▶ [DATA FOR THE TASK]
______________________________

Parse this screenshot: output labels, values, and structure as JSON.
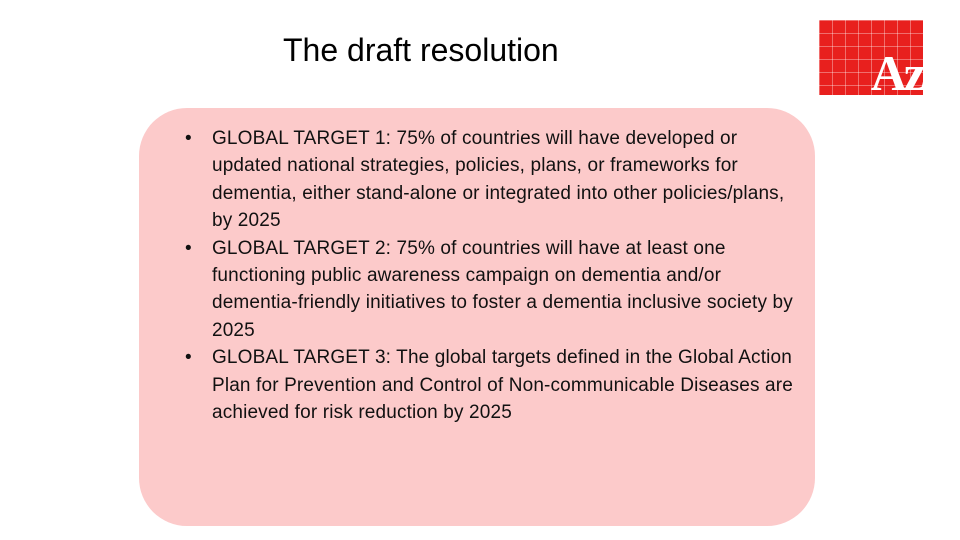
{
  "slide": {
    "title": "The draft resolution",
    "logo_text": "Az",
    "bullets": [
      {
        "marker": "•",
        "text": "GLOBAL TARGET 1: 75% of countries will have developed or updated national strategies, policies, plans, or frameworks for dementia, either stand-alone or integrated into other policies/plans, by 2025"
      },
      {
        "marker": "•",
        "text": "GLOBAL TARGET 2: 75% of countries will have at least one functioning public awareness campaign on dementia and/or dementia-friendly initiatives to foster a dementia inclusive society by 2025"
      },
      {
        "marker": "•",
        "text": "GLOBAL TARGET 3: The global targets defined in the Global Action Plan for Prevention and Control of Non-communicable Diseases are achieved for risk reduction by 2025"
      }
    ]
  },
  "colors": {
    "logo_background": "#e8201e",
    "content_box": "#fccaca",
    "text": "#111111"
  }
}
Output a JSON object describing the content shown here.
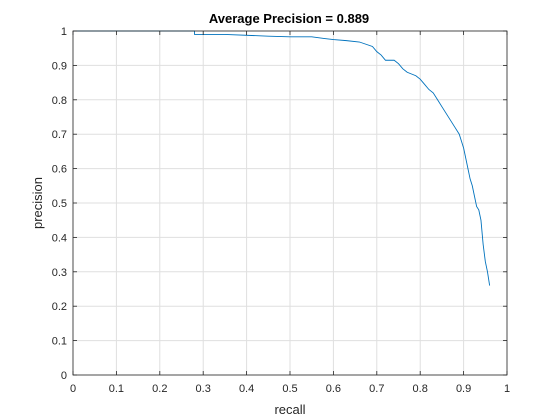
{
  "chart_data": {
    "type": "line",
    "title": "Average Precision = 0.889",
    "xlabel": "recall",
    "ylabel": "precision",
    "xlim": [
      0,
      1
    ],
    "ylim": [
      0,
      1
    ],
    "xticks": [
      "0",
      "0.1",
      "0.2",
      "0.3",
      "0.4",
      "0.5",
      "0.6",
      "0.7",
      "0.8",
      "0.9",
      "1"
    ],
    "yticks": [
      "0",
      "0.1",
      "0.2",
      "0.3",
      "0.4",
      "0.5",
      "0.6",
      "0.7",
      "0.8",
      "0.9",
      "1"
    ],
    "grid": true,
    "color": "#0072bd",
    "series": [
      {
        "x": [
          0,
          0.28,
          0.28,
          0.35,
          0.45,
          0.5,
          0.55,
          0.58,
          0.6,
          0.63,
          0.66,
          0.69,
          0.7,
          0.71,
          0.72,
          0.74,
          0.75,
          0.76,
          0.77,
          0.78,
          0.79,
          0.8,
          0.81,
          0.82,
          0.83,
          0.84,
          0.85,
          0.86,
          0.87,
          0.88,
          0.89,
          0.895,
          0.9,
          0.905,
          0.91,
          0.915,
          0.92,
          0.925,
          0.93,
          0.935,
          0.94,
          0.945,
          0.95,
          0.955,
          0.96
        ],
        "y": [
          1.0,
          1.0,
          0.99,
          0.99,
          0.985,
          0.983,
          0.983,
          0.978,
          0.975,
          0.972,
          0.968,
          0.955,
          0.94,
          0.93,
          0.915,
          0.915,
          0.905,
          0.89,
          0.88,
          0.875,
          0.87,
          0.86,
          0.845,
          0.83,
          0.82,
          0.8,
          0.78,
          0.76,
          0.74,
          0.72,
          0.7,
          0.68,
          0.66,
          0.63,
          0.6,
          0.57,
          0.55,
          0.52,
          0.49,
          0.48,
          0.45,
          0.38,
          0.33,
          0.3,
          0.26
        ]
      }
    ]
  }
}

______________________________

▶ [SHORT EXERCISE] Please write out all the data again word for word, but not the pictures.

▶ [THE RESULT]
Parse this screenshot: output labels, values, and structure as JSON.
{
  "slide": {
    "title": "The draft resolution",
    "logo_text": "Az",
    "bullets": [
      {
        "marker": "•",
        "text": "GLOBAL TARGET 1: 75% of countries will have developed or updated national strategies, policies, plans, or frameworks for dementia, either stand-alone or integrated into other policies/plans, by 2025"
      },
      {
        "marker": "•",
        "text": "GLOBAL TARGET 2: 75% of countries will have at least one functioning public awareness campaign on dementia and/or dementia-friendly initiatives to foster a dementia inclusive society by 2025"
      },
      {
        "marker": "•",
        "text": "GLOBAL TARGET 3: The global targets defined in the Global Action Plan for Prevention and Control of Non-communicable Diseases are achieved for risk reduction by 2025"
      }
    ]
  },
  "colors": {
    "logo_background": "#e8201e",
    "content_box": "#fccaca",
    "text": "#111111"
  }
}
Output a JSON object describing the content shown here.
{
  "chart_data": {
    "type": "line",
    "title": "Average Precision = 0.889",
    "xlabel": "recall",
    "ylabel": "precision",
    "xlim": [
      0,
      1
    ],
    "ylim": [
      0,
      1
    ],
    "xticks": [
      "0",
      "0.1",
      "0.2",
      "0.3",
      "0.4",
      "0.5",
      "0.6",
      "0.7",
      "0.8",
      "0.9",
      "1"
    ],
    "yticks": [
      "0",
      "0.1",
      "0.2",
      "0.3",
      "0.4",
      "0.5",
      "0.6",
      "0.7",
      "0.8",
      "0.9",
      "1"
    ],
    "grid": true,
    "color": "#0072bd",
    "series": [
      {
        "x": [
          0,
          0.28,
          0.28,
          0.35,
          0.45,
          0.5,
          0.55,
          0.58,
          0.6,
          0.63,
          0.66,
          0.69,
          0.7,
          0.71,
          0.72,
          0.74,
          0.75,
          0.76,
          0.77,
          0.78,
          0.79,
          0.8,
          0.81,
          0.82,
          0.83,
          0.84,
          0.85,
          0.86,
          0.87,
          0.88,
          0.89,
          0.895,
          0.9,
          0.905,
          0.91,
          0.915,
          0.92,
          0.925,
          0.93,
          0.935,
          0.94,
          0.945,
          0.95,
          0.955,
          0.96
        ],
        "y": [
          1.0,
          1.0,
          0.99,
          0.99,
          0.985,
          0.983,
          0.983,
          0.978,
          0.975,
          0.972,
          0.968,
          0.955,
          0.94,
          0.93,
          0.915,
          0.915,
          0.905,
          0.89,
          0.88,
          0.875,
          0.87,
          0.86,
          0.845,
          0.83,
          0.82,
          0.8,
          0.78,
          0.76,
          0.74,
          0.72,
          0.7,
          0.68,
          0.66,
          0.63,
          0.6,
          0.57,
          0.55,
          0.52,
          0.49,
          0.48,
          0.45,
          0.38,
          0.33,
          0.3,
          0.26
        ]
      }
    ]
  }
}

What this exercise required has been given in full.